SUPPLIED TEXT:
The end of our involvement in Afghanistan has come without celebration or fanfare. In fact, it feels as if we have gone back to where we started. Some of us wonder: Was all of this for nothing?

Reflecting on my deployment has been enormously helpful. Ten years ago in Afghanistan, the situation was bleak, as it is today. My unit was tasked with interrogating detainees, hoping to get intelligence that would save American and coalition forces lives.

Most days, we struggled with the question, “What is all of this for?” Winning didn’t seem possible, and leaving wasn’t an option for us. What we experienced there helped form my future expectations.

None of us knew when, if ever, the war would end. But being in Afghanistan helped us put aside any rose-colored glasses we may have had and focus on the reality before us.

In the midst of this impossible situation, I witnessed the indelible spirit of some of our country’s finest sons and daughters. Countless examples of servanthood rose from the clutter of our confusion and disappointment.

Young soldiers gave their free time to tutor Afghan girls learning to read for the first time. Sailors volunteered at the Korean and Egyptian hospitals, sharing thousands of backpacks filled with school supplies, winter coats and blankets. Airmen led pickup soccer games for kids visiting family at the detention facility.

Hardly anyone allowed the crushing challenges to steal even faint possibilities for hope’s birth. This work was one child, one backpack, one gesture of love at a time.

Now, a decade later, the impact of this work of hope persists, perhaps more than anything else. These were opportunities to plant seeds, even as small as a mustard seed, and trust that God can make a way for growth.

One question hanging in the air now is, “What would victory in Afghanistan have even looked like?” It is easy to despair at the chaos and desperation in Kabul and throw up one’s hands.

Not only do we not have celebrations in our streets, but we have more deaths, of both our own troops and many of our Afghan partners and their families.

DATA SHOWN:
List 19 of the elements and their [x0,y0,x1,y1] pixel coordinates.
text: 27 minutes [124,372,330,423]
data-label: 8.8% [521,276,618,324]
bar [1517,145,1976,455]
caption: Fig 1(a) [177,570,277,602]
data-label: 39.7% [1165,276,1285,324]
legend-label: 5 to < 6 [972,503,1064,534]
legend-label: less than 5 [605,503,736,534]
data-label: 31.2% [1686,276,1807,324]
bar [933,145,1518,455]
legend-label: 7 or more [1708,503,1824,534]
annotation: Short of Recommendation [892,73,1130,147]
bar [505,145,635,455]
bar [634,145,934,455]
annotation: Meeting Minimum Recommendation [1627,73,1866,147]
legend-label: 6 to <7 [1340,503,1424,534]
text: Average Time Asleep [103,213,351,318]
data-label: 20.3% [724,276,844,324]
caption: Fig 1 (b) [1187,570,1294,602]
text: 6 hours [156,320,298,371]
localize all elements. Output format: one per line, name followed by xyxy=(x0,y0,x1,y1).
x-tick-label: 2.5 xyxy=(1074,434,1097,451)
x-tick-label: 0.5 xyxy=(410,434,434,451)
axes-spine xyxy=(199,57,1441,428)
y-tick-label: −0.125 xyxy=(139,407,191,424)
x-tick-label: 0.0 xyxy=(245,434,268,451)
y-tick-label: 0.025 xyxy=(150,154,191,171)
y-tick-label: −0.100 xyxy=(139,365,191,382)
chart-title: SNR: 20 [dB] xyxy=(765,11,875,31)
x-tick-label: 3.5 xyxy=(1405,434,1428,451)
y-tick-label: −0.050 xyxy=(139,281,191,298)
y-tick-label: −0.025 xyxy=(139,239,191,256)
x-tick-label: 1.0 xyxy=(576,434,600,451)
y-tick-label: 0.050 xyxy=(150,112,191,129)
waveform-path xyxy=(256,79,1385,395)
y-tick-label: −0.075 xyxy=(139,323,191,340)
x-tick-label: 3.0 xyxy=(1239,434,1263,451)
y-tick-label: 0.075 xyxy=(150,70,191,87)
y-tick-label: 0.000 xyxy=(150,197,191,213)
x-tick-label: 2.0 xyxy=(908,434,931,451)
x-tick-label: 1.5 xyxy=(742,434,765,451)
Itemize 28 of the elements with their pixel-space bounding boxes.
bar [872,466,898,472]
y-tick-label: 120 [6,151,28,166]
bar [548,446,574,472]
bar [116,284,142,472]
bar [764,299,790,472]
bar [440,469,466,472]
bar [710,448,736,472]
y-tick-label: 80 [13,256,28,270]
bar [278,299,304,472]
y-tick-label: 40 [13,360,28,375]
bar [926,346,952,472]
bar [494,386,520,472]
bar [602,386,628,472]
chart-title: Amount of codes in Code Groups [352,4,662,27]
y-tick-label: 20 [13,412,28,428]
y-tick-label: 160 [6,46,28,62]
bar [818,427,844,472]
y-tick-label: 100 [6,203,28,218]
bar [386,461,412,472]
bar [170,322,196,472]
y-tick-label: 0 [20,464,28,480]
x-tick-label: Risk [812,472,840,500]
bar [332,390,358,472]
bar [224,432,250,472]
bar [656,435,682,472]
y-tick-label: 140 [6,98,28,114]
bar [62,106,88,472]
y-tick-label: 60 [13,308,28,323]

ASSIGNED TASK: Copy the passage of the reflection on Afghanistan starting with "Not only do" and going on through "and their families.", and change "troops" to "service members".

REPLY TO THE TASK:
Not only do we not have celebrations in our streets, but we have more deaths, of both our own service members and many of our Afghan partners and their families.